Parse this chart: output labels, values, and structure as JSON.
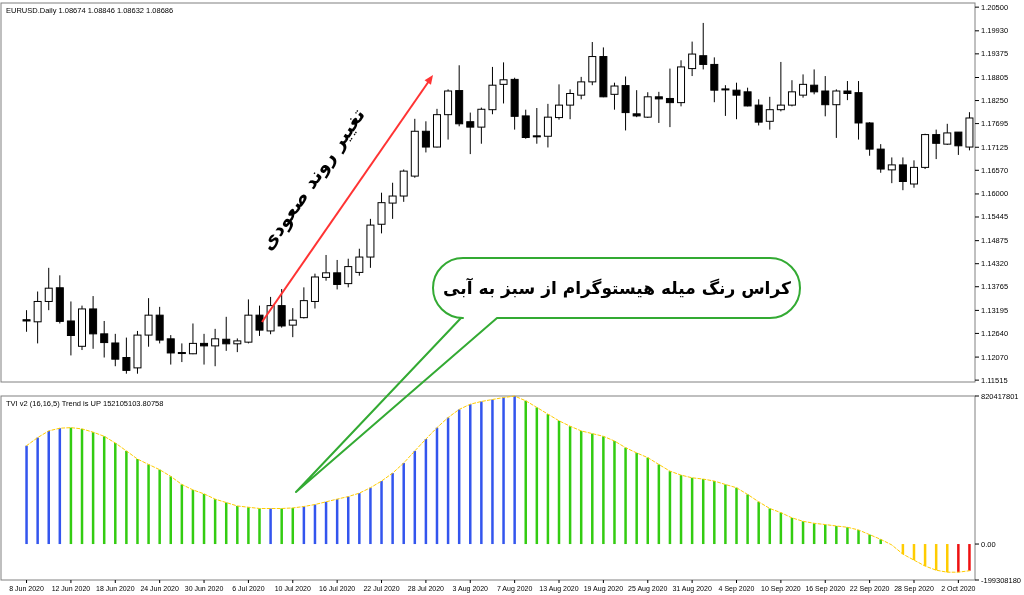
{
  "chart_data": [
    {
      "type": "candlestick",
      "title": "EURUSD.Daily  1.08674 1.08846 1.08632 1.08686",
      "tick_labels": "y",
      "categories": [
        null,
        null,
        null,
        null,
        null,
        null,
        null,
        null,
        null,
        null,
        null,
        null,
        null,
        null,
        null,
        null,
        null,
        null,
        null,
        null,
        null,
        null,
        null,
        null,
        null,
        null,
        null,
        null,
        null,
        null,
        null,
        null,
        null,
        null,
        null,
        null,
        null,
        null,
        null,
        null,
        null,
        null,
        null,
        null,
        null,
        null,
        null,
        null,
        null,
        null,
        null,
        null,
        null,
        null,
        null,
        null,
        null,
        null,
        null,
        null,
        null,
        null,
        null,
        null,
        null,
        null,
        null,
        null,
        null,
        null,
        null,
        null,
        null,
        null,
        null,
        null,
        null,
        null,
        null,
        null,
        null,
        null,
        null,
        null,
        null,
        null
      ],
      "ohlc": [
        [
          1.1297,
          1.132,
          1.1268,
          1.1294
        ],
        [
          1.1292,
          1.1365,
          1.124,
          1.1341
        ],
        [
          1.1341,
          1.1422,
          1.132,
          1.1373
        ],
        [
          1.1374,
          1.1404,
          1.1288,
          1.1293
        ],
        [
          1.1294,
          1.1341,
          1.1211,
          1.1259
        ],
        [
          1.1233,
          1.1331,
          1.1224,
          1.1323
        ],
        [
          1.1323,
          1.1354,
          1.1227,
          1.1263
        ],
        [
          1.1263,
          1.1294,
          1.1206,
          1.1242
        ],
        [
          1.1241,
          1.1263,
          1.1185,
          1.1202
        ],
        [
          1.1206,
          1.1254,
          1.1167,
          1.1175
        ],
        [
          1.1181,
          1.127,
          1.1167,
          1.126
        ],
        [
          1.126,
          1.1349,
          1.1232,
          1.1308
        ],
        [
          1.1308,
          1.1328,
          1.124,
          1.1248
        ],
        [
          1.1251,
          1.126,
          1.1189,
          1.1217
        ],
        [
          1.1218,
          1.124,
          1.1195,
          1.1217
        ],
        [
          1.1215,
          1.1288,
          1.1214,
          1.124
        ],
        [
          1.124,
          1.1263,
          1.1189,
          1.1234
        ],
        [
          1.1234,
          1.1275,
          1.1185,
          1.1251
        ],
        [
          1.125,
          1.1304,
          1.1222,
          1.1239
        ],
        [
          1.1239,
          1.1252,
          1.1219,
          1.1246
        ],
        [
          1.1243,
          1.1346,
          1.124,
          1.1308
        ],
        [
          1.1308,
          1.1331,
          1.1258,
          1.1272
        ],
        [
          1.127,
          1.1352,
          1.1262,
          1.1331
        ],
        [
          1.1331,
          1.1371,
          1.1278,
          1.1282
        ],
        [
          1.1284,
          1.1325,
          1.1255,
          1.1296
        ],
        [
          1.1302,
          1.1375,
          1.13,
          1.1343
        ],
        [
          1.1341,
          1.1408,
          1.1324,
          1.14
        ],
        [
          1.1399,
          1.1453,
          1.1391,
          1.141
        ],
        [
          1.141,
          1.1441,
          1.137,
          1.1382
        ],
        [
          1.1384,
          1.1444,
          1.1375,
          1.1425
        ],
        [
          1.1411,
          1.1468,
          1.1403,
          1.1448
        ],
        [
          1.1448,
          1.154,
          1.1422,
          1.1525
        ],
        [
          1.1527,
          1.1603,
          1.1505,
          1.1579
        ],
        [
          1.1578,
          1.1627,
          1.154,
          1.1595
        ],
        [
          1.1595,
          1.1659,
          1.1581,
          1.1655
        ],
        [
          1.1643,
          1.1781,
          1.1639,
          1.1751
        ],
        [
          1.1751,
          1.1775,
          1.17,
          1.1713
        ],
        [
          1.1713,
          1.1805,
          1.1712,
          1.1791
        ],
        [
          1.1791,
          1.1852,
          1.1731,
          1.1848
        ],
        [
          1.1849,
          1.191,
          1.1763,
          1.1769
        ],
        [
          1.1774,
          1.1796,
          1.1696,
          1.1761
        ],
        [
          1.1761,
          1.1808,
          1.1721,
          1.1804
        ],
        [
          1.1803,
          1.1906,
          1.1792,
          1.1862
        ],
        [
          1.1864,
          1.1917,
          1.1818,
          1.1875
        ],
        [
          1.1876,
          1.188,
          1.1755,
          1.1787
        ],
        [
          1.1788,
          1.1803,
          1.1733,
          1.1736
        ],
        [
          1.174,
          1.1807,
          1.1721,
          1.1738
        ],
        [
          1.1739,
          1.1817,
          1.1712,
          1.1785
        ],
        [
          1.1784,
          1.1864,
          1.1779,
          1.1814
        ],
        [
          1.1814,
          1.1852,
          1.178,
          1.1842
        ],
        [
          1.1838,
          1.1882,
          1.1828,
          1.187
        ],
        [
          1.187,
          1.1966,
          1.1862,
          1.1931
        ],
        [
          1.1931,
          1.1953,
          1.1833,
          1.1834
        ],
        [
          1.184,
          1.1868,
          1.1803,
          1.186
        ],
        [
          1.1861,
          1.1883,
          1.1753,
          1.1796
        ],
        [
          1.1793,
          1.185,
          1.1785,
          1.1788
        ],
        [
          1.1785,
          1.1845,
          1.1783,
          1.1834
        ],
        [
          1.1834,
          1.1846,
          1.1771,
          1.1829
        ],
        [
          1.183,
          1.1902,
          1.1761,
          1.182
        ],
        [
          1.182,
          1.1922,
          1.1811,
          1.1906
        ],
        [
          1.1902,
          1.1967,
          1.1884,
          1.1937
        ],
        [
          1.1933,
          1.2012,
          1.19,
          1.1912
        ],
        [
          1.1912,
          1.1929,
          1.1821,
          1.185
        ],
        [
          1.1853,
          1.1862,
          1.1788,
          1.1851
        ],
        [
          1.185,
          1.1868,
          1.178,
          1.1838
        ],
        [
          1.1846,
          1.1856,
          1.1811,
          1.1812
        ],
        [
          1.1814,
          1.1828,
          1.1765,
          1.1773
        ],
        [
          1.1775,
          1.1834,
          1.1755,
          1.1803
        ],
        [
          1.1803,
          1.1918,
          1.1799,
          1.1814
        ],
        [
          1.1814,
          1.1874,
          1.1811,
          1.1846
        ],
        [
          1.1838,
          1.1888,
          1.1832,
          1.1864
        ],
        [
          1.1862,
          1.19,
          1.184,
          1.1846
        ],
        [
          1.1848,
          1.1884,
          1.1787,
          1.1815
        ],
        [
          1.1815,
          1.1852,
          1.1735,
          1.1848
        ],
        [
          1.1848,
          1.1872,
          1.1826,
          1.1842
        ],
        [
          1.1844,
          1.1872,
          1.1731,
          1.1771
        ],
        [
          1.1771,
          1.1773,
          1.1692,
          1.1708
        ],
        [
          1.1708,
          1.172,
          1.1651,
          1.166
        ],
        [
          1.1658,
          1.1688,
          1.1626,
          1.167
        ],
        [
          1.167,
          1.1688,
          1.1609,
          1.163
        ],
        [
          1.1624,
          1.1681,
          1.1615,
          1.1664
        ],
        [
          1.1664,
          1.1745,
          1.166,
          1.1743
        ],
        [
          1.1743,
          1.1755,
          1.1684,
          1.1722
        ],
        [
          1.172,
          1.1769,
          1.1718,
          1.1747
        ],
        [
          1.1749,
          1.1749,
          1.1694,
          1.1716
        ],
        [
          1.1713,
          1.1797,
          1.1705,
          1.1783
        ]
      ],
      "ylim": [
        1.1147,
        1.206
      ],
      "yticks": [
        {
          "value": 1.205,
          "label": "1.20500"
        },
        {
          "value": 1.1993,
          "label": "1.19930"
        },
        {
          "value": 1.19375,
          "label": "1.19375"
        },
        {
          "value": 1.18805,
          "label": "1.18805"
        },
        {
          "value": 1.1825,
          "label": "1.18250"
        },
        {
          "value": 1.17695,
          "label": "1.17695"
        },
        {
          "value": 1.17125,
          "label": "1.17125"
        },
        {
          "value": 1.1657,
          "label": "1.16570"
        },
        {
          "value": 1.16,
          "label": "1.16000"
        },
        {
          "value": 1.15445,
          "label": "1.15445"
        },
        {
          "value": 1.14875,
          "label": "1.14875"
        },
        {
          "value": 1.1432,
          "label": "1.14320"
        },
        {
          "value": 1.13765,
          "label": "1.13765"
        },
        {
          "value": 1.13195,
          "label": "1.13195"
        },
        {
          "value": 1.1264,
          "label": "1.12640"
        },
        {
          "value": 1.1207,
          "label": "1.12070"
        },
        {
          "value": 1.11515,
          "label": "1.11515"
        }
      ],
      "annotations": [
        "تغییر روند صعودی"
      ]
    },
    {
      "type": "bar",
      "title": "TVI v2 (16,16,5) Trend is UP 152105103.80758",
      "categories": [
        "8 Jun 2020",
        null,
        null,
        null,
        "12 Jun 2020",
        null,
        null,
        null,
        "18 Jun 2020",
        null,
        null,
        null,
        "24 Jun 2020",
        null,
        null,
        null,
        "30 Jun 2020",
        null,
        null,
        null,
        "6 Jul 2020",
        null,
        null,
        null,
        "10 Jul 2020",
        null,
        null,
        null,
        "16 Jul 2020",
        null,
        null,
        null,
        "22 Jul 2020",
        null,
        null,
        null,
        "28 Jul 2020",
        null,
        null,
        null,
        "3 Aug 2020",
        null,
        null,
        null,
        "7 Aug 2020",
        null,
        null,
        null,
        "13 Aug 2020",
        null,
        null,
        null,
        "19 Aug 2020",
        null,
        null,
        null,
        "25 Aug 2020",
        null,
        null,
        null,
        "31 Aug 2020",
        null,
        null,
        null,
        "4 Sep 2020",
        null,
        null,
        null,
        "10 Sep 2020",
        null,
        null,
        null,
        "16 Sep 2020",
        null,
        null,
        null,
        "22 Sep 2020",
        null,
        null,
        null,
        "28 Sep 2020",
        null,
        null,
        null,
        "2 Oct 2020",
        null
      ],
      "series": [
        {
          "type": "bar",
          "values": [
            545000000,
            590000000,
            627000000,
            642000000,
            645000000,
            638000000,
            620000000,
            597000000,
            560000000,
            516000000,
            471000000,
            441000000,
            412000000,
            375000000,
            330000000,
            300000000,
            278000000,
            249000000,
            230000000,
            211000000,
            204000000,
            197000000,
            197000000,
            197000000,
            200000000,
            208000000,
            219000000,
            234000000,
            249000000,
            263000000,
            282000000,
            312000000,
            349000000,
            393000000,
            449000000,
            516000000,
            582000000,
            645000000,
            701000000,
            746000000,
            775000000,
            790000000,
            801000000,
            812000000,
            820000000,
            794000000,
            757000000,
            720000000,
            683000000,
            653000000,
            627000000,
            612000000,
            597000000,
            571000000,
            534000000,
            505000000,
            479000000,
            441000000,
            404000000,
            382000000,
            367000000,
            360000000,
            349000000,
            330000000,
            312000000,
            275000000,
            234000000,
            197000000,
            174000000,
            145000000,
            126000000,
            115000000,
            108000000,
            100000000,
            93000000,
            78000000,
            52000000,
            26000000,
            null,
            -56000000,
            -89000000,
            -122000000,
            -145000000,
            -156000000,
            -156000000,
            -148000000
          ],
          "colors": [
            "#3355ee",
            "#3355ee",
            "#3355ee",
            "#3355ee",
            "#33cc11",
            "#33cc11",
            "#33cc11",
            "#33cc11",
            "#33cc11",
            "#33cc11",
            "#33cc11",
            "#33cc11",
            "#33cc11",
            "#33cc11",
            "#33cc11",
            "#33cc11",
            "#33cc11",
            "#33cc11",
            "#33cc11",
            "#33cc11",
            "#33cc11",
            "#33cc11",
            "#3355ee",
            "#33cc11",
            "#33cc11",
            "#3355ee",
            "#3355ee",
            "#3355ee",
            "#3355ee",
            "#3355ee",
            "#3355ee",
            "#3355ee",
            "#3355ee",
            "#3355ee",
            "#3355ee",
            "#3355ee",
            "#3355ee",
            "#3355ee",
            "#3355ee",
            "#3355ee",
            "#3355ee",
            "#3355ee",
            "#3355ee",
            "#3355ee",
            "#3355ee",
            "#33cc11",
            "#33cc11",
            "#33cc11",
            "#33cc11",
            "#33cc11",
            "#33cc11",
            "#33cc11",
            "#33cc11",
            "#33cc11",
            "#33cc11",
            "#33cc11",
            "#33cc11",
            "#33cc11",
            "#33cc11",
            "#33cc11",
            "#33cc11",
            "#33cc11",
            "#33cc11",
            "#33cc11",
            "#33cc11",
            "#33cc11",
            "#33cc11",
            "#33cc11",
            "#33cc11",
            "#33cc11",
            "#33cc11",
            "#33cc11",
            "#33cc11",
            "#33cc11",
            "#33cc11",
            "#33cc11",
            "#33cc11",
            "#33cc11",
            null,
            "#ffcc00",
            "#ffcc00",
            "#ffcc00",
            "#ffcc00",
            "#ffcc00",
            "#ee1111",
            "#ee1111"
          ]
        },
        {
          "type": "line",
          "color": "#ffcc00",
          "line_style": "dashed",
          "values": [
            545000000,
            590000000,
            627000000,
            642000000,
            645000000,
            638000000,
            620000000,
            597000000,
            560000000,
            516000000,
            471000000,
            441000000,
            412000000,
            375000000,
            330000000,
            300000000,
            278000000,
            249000000,
            230000000,
            211000000,
            204000000,
            197000000,
            197000000,
            197000000,
            200000000,
            208000000,
            219000000,
            234000000,
            249000000,
            263000000,
            282000000,
            312000000,
            349000000,
            393000000,
            449000000,
            516000000,
            582000000,
            645000000,
            701000000,
            746000000,
            775000000,
            790000000,
            801000000,
            812000000,
            820000000,
            794000000,
            757000000,
            720000000,
            683000000,
            653000000,
            627000000,
            612000000,
            597000000,
            571000000,
            534000000,
            505000000,
            479000000,
            441000000,
            404000000,
            382000000,
            367000000,
            360000000,
            349000000,
            330000000,
            312000000,
            275000000,
            234000000,
            197000000,
            174000000,
            145000000,
            126000000,
            115000000,
            108000000,
            100000000,
            93000000,
            78000000,
            52000000,
            26000000,
            -5000000,
            -56000000,
            -89000000,
            -122000000,
            -145000000,
            -156000000,
            -156000000,
            -148000000
          ]
        }
      ],
      "ylim": [
        -199308180,
        820417801
      ],
      "yticks": [
        -199308180,
        {
          "value": 0,
          "label": "0.00"
        },
        820417801
      ],
      "annotations": [
        "کراس رنگ میله هیستوگرام از سبز به آبی"
      ]
    }
  ]
}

------------------------------------------------------------

** Requirements **
Only the number is wanted: how many lines in the entries above contain the string "title"?

** Task output **
2